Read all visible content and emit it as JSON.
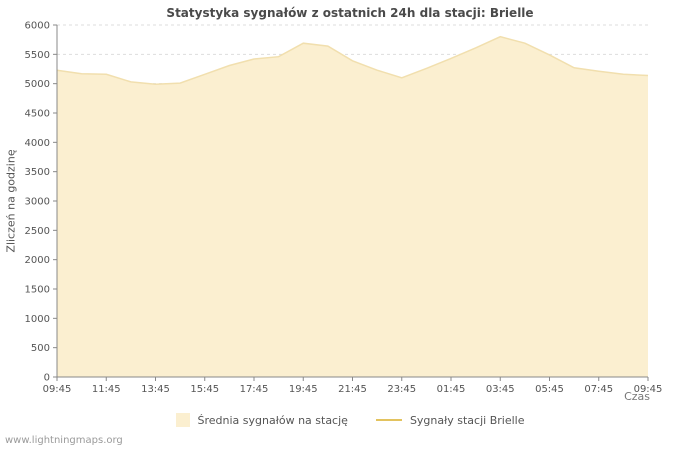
{
  "title": "Statystyka sygnałów z ostatnich 24h dla stacji: Brielle",
  "watermark": "www.lightningmaps.org",
  "chart_data": {
    "type": "area",
    "title": "Statystyka sygnałów z ostatnich 24h dla stacji: Brielle",
    "xlabel": "Czas",
    "ylabel": "Zliczeń na godzinę",
    "ylim": [
      0,
      6000
    ],
    "ytick_step": 500,
    "grid": "horizontal-dashed",
    "legend_position": "bottom",
    "x_tick_labels": [
      "09:45",
      "11:45",
      "13:45",
      "15:45",
      "17:45",
      "19:45",
      "21:45",
      "23:45",
      "01:45",
      "03:45",
      "05:45",
      "07:45",
      "09:45"
    ],
    "x_hours_offset": [
      0,
      1,
      2,
      3,
      4,
      5,
      6,
      7,
      8,
      9,
      10,
      11,
      12,
      13,
      14,
      15,
      16,
      17,
      18,
      19,
      20,
      21,
      22,
      23,
      24
    ],
    "series": [
      {
        "name": "Średnia sygnałów na stację",
        "type": "area",
        "color": "#FBEFD0",
        "edge_color": "#F1DFAE",
        "values": [
          5230,
          5170,
          5160,
          5030,
          4990,
          5010,
          5160,
          5310,
          5420,
          5460,
          5690,
          5640,
          5390,
          5230,
          5100,
          5260,
          5430,
          5610,
          5800,
          5690,
          5490,
          5270,
          5210,
          5160,
          5140
        ]
      },
      {
        "name": "Sygnały stacji Brielle",
        "type": "line",
        "color": "#E3C35F",
        "values": []
      }
    ]
  }
}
+ + + +
*Exercise description*.
Look for the word "sygnałów" and return every line where it occurs.

*Exercise result*.
  "title": "Statystyka sygnałów z ostatnich 24h dla stacji: Brielle",
    "title": "Statystyka sygnałów z ostatnich 24h dla stacji: Brielle",
        "name": "Średnia sygnałów na stację",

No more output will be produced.